For each line that holds "data", copy the line out.

## start RECORDS FOR THIS EXERCISE

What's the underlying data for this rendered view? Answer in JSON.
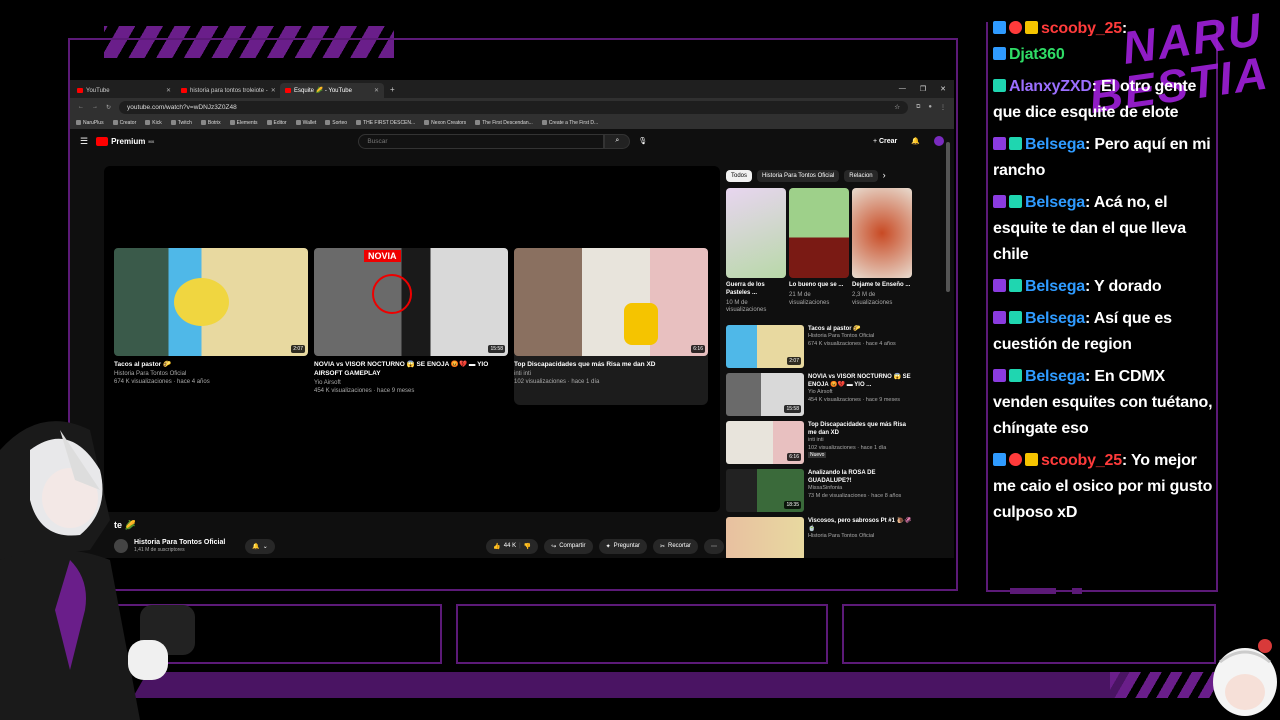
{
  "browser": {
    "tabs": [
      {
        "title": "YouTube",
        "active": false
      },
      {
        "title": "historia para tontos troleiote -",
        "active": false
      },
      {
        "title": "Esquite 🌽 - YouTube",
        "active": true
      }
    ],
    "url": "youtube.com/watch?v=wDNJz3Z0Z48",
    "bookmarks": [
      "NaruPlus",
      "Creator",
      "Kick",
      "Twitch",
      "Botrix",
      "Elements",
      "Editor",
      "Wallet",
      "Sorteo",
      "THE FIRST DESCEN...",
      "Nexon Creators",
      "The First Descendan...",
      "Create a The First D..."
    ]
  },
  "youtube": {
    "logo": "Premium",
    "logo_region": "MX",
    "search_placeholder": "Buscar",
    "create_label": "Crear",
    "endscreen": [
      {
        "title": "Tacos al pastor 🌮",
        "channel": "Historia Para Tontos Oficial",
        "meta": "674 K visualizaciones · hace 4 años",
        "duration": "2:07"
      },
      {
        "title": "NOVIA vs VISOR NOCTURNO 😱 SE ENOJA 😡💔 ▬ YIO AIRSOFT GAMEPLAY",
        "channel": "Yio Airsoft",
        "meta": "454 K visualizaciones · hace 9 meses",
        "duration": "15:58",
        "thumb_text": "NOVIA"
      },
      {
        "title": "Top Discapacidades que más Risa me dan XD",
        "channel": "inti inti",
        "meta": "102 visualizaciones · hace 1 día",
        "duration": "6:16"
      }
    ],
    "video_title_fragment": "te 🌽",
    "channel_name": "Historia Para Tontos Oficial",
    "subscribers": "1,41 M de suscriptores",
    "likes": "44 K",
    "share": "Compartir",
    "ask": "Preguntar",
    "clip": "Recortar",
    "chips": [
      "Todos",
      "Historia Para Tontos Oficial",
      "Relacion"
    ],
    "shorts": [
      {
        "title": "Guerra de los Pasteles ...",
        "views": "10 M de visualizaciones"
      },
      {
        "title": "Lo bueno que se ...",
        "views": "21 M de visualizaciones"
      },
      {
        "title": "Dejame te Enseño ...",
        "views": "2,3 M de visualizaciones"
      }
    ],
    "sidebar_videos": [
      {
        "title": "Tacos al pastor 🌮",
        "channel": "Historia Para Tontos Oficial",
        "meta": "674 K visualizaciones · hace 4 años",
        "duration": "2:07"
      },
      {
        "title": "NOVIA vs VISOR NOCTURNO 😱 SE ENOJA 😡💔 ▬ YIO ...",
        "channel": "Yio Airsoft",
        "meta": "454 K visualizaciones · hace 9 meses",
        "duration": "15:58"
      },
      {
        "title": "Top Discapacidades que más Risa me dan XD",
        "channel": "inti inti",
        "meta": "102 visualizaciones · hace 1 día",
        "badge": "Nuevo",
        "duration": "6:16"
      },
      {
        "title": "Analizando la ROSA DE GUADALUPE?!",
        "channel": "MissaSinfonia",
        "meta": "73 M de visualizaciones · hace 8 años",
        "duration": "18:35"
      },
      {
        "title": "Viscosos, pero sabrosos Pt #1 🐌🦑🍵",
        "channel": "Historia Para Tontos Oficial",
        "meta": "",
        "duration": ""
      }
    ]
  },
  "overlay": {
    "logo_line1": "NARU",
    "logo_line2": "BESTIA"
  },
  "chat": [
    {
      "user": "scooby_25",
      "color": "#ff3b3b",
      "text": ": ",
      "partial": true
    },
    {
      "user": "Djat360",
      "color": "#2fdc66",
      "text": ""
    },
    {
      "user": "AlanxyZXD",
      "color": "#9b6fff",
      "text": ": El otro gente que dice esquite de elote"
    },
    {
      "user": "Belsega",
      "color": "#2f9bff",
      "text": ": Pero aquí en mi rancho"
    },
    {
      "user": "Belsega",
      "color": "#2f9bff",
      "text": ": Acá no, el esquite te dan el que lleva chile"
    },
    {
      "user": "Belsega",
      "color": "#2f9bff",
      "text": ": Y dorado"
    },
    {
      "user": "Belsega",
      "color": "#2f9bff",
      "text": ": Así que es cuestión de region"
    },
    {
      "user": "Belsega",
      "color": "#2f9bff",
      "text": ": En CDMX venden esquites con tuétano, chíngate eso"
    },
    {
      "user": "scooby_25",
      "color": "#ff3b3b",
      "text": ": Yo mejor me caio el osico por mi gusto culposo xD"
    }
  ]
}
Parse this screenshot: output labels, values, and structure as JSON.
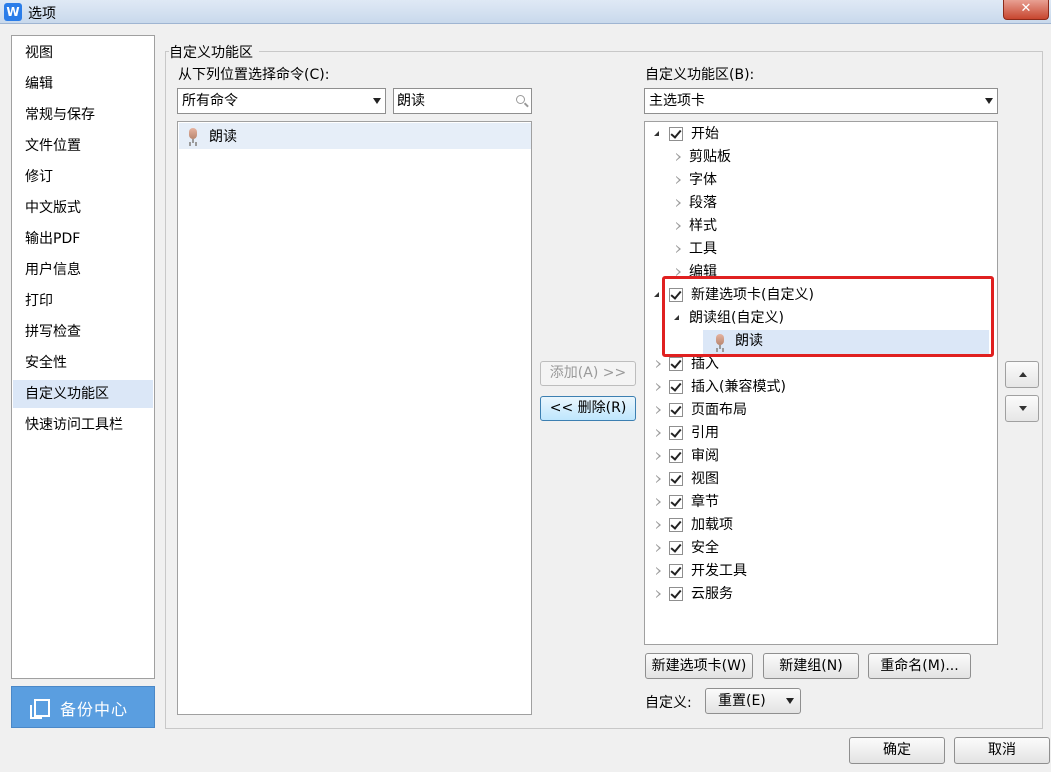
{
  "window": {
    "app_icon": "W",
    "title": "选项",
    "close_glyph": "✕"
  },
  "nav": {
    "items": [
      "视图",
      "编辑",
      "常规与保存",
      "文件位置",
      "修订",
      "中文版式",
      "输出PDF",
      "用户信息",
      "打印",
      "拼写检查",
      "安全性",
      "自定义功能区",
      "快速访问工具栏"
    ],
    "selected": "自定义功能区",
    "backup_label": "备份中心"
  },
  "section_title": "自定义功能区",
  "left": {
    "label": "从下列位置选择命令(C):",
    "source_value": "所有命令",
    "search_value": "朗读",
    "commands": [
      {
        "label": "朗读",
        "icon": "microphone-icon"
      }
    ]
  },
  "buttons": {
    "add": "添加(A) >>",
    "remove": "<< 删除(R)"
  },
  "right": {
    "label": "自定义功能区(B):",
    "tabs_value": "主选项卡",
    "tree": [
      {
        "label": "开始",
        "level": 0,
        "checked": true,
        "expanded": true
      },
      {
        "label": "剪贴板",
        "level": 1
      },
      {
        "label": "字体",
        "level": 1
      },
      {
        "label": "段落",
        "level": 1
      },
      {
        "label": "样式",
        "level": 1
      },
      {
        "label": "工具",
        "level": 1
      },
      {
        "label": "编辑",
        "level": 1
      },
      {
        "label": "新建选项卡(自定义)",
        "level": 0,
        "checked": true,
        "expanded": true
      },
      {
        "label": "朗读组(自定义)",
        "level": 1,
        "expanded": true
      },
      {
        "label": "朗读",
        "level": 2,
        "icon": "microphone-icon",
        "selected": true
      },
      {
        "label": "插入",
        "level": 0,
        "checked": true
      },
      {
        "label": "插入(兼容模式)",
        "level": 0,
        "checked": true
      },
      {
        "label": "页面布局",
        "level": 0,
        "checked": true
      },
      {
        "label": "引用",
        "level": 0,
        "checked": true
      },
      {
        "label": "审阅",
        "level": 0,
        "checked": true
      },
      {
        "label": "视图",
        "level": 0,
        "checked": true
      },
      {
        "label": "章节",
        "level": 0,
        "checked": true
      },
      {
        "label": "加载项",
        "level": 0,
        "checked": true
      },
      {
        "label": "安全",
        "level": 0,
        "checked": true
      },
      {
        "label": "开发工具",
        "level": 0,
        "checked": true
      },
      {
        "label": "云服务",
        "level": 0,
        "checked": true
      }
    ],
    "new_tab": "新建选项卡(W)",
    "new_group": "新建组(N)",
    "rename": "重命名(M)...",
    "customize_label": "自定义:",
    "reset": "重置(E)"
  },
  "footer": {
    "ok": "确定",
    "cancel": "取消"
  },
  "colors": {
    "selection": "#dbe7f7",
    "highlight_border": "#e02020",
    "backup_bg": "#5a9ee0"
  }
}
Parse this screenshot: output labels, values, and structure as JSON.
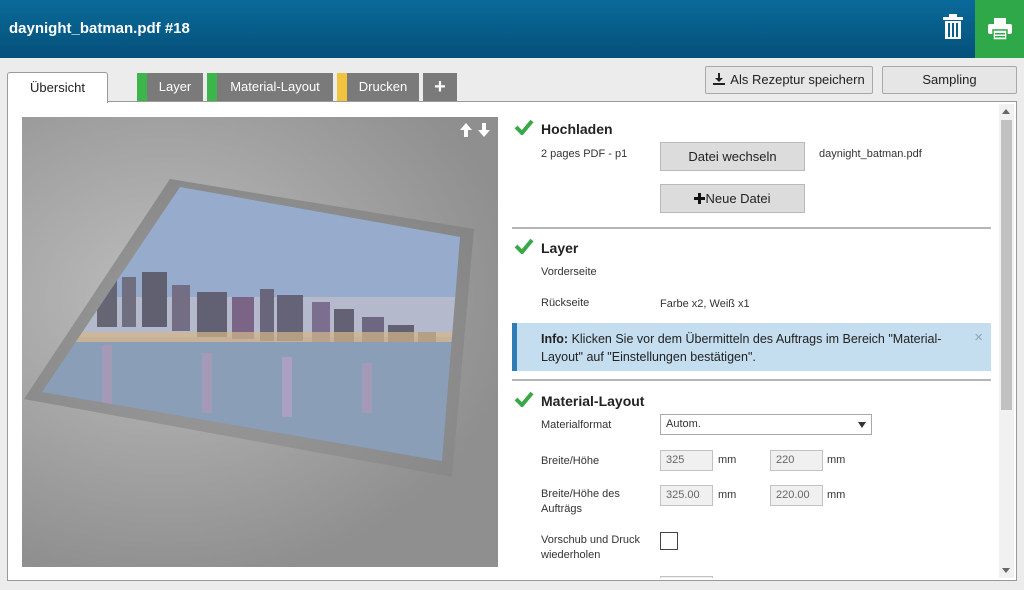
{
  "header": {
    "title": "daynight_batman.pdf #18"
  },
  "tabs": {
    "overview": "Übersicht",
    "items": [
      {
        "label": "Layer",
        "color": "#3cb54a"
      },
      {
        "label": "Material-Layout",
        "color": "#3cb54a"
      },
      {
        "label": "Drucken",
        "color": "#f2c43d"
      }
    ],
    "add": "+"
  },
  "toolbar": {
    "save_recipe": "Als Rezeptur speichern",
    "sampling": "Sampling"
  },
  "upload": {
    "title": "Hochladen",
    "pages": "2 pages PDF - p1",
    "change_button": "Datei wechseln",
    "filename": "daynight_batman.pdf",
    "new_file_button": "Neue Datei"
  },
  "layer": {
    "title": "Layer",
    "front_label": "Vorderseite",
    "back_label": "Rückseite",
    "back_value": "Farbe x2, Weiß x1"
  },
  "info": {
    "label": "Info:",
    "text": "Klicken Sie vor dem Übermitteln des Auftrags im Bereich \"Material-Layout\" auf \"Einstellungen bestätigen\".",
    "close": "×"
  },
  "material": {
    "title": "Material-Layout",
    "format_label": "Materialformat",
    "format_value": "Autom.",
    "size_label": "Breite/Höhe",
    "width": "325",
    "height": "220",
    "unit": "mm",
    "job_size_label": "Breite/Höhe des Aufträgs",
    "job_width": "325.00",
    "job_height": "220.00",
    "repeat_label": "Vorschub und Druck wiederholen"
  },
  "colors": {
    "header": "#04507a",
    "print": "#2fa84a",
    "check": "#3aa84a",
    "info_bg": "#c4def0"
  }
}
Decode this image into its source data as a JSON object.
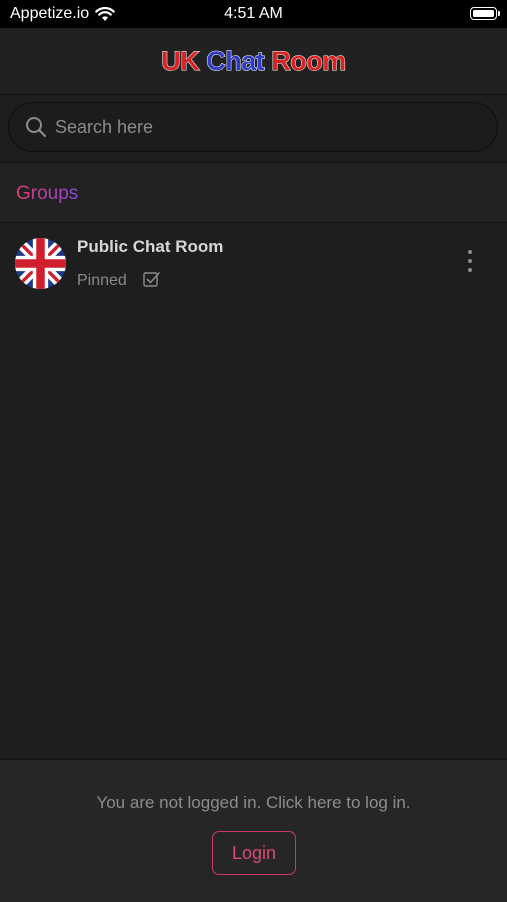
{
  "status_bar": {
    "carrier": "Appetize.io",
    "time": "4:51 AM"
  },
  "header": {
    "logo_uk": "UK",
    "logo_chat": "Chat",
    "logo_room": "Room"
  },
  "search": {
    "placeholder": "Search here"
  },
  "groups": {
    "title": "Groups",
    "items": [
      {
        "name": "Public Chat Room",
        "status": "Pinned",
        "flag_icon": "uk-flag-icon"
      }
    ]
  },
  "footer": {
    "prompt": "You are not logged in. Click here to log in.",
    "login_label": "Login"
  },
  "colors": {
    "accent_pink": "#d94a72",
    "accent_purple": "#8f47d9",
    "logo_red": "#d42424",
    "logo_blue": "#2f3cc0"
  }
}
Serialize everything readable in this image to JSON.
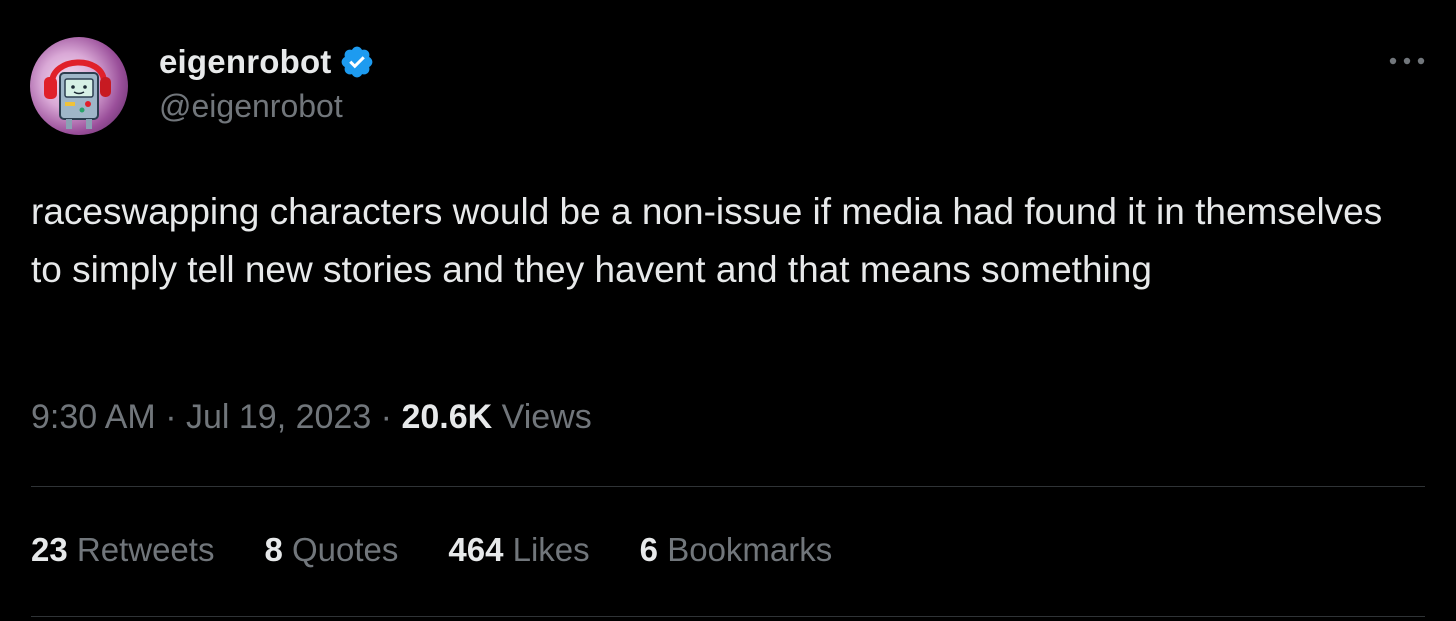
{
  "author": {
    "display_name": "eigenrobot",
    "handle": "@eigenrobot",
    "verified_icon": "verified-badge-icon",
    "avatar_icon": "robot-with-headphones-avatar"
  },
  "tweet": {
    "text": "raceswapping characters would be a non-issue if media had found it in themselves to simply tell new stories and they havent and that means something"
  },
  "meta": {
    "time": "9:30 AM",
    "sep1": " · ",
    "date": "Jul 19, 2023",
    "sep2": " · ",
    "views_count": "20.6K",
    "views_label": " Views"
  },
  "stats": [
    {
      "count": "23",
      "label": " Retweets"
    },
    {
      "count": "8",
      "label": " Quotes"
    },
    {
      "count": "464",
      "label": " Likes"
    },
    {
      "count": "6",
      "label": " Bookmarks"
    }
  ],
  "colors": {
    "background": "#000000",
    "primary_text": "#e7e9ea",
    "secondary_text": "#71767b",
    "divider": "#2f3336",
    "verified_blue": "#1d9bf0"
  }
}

## end RECORDS FOR THIS EXERCISE

TASK ANSWER:
What's the underlying data for this rendered view? Answer in JSON.
Decode this image into its source data as a JSON object.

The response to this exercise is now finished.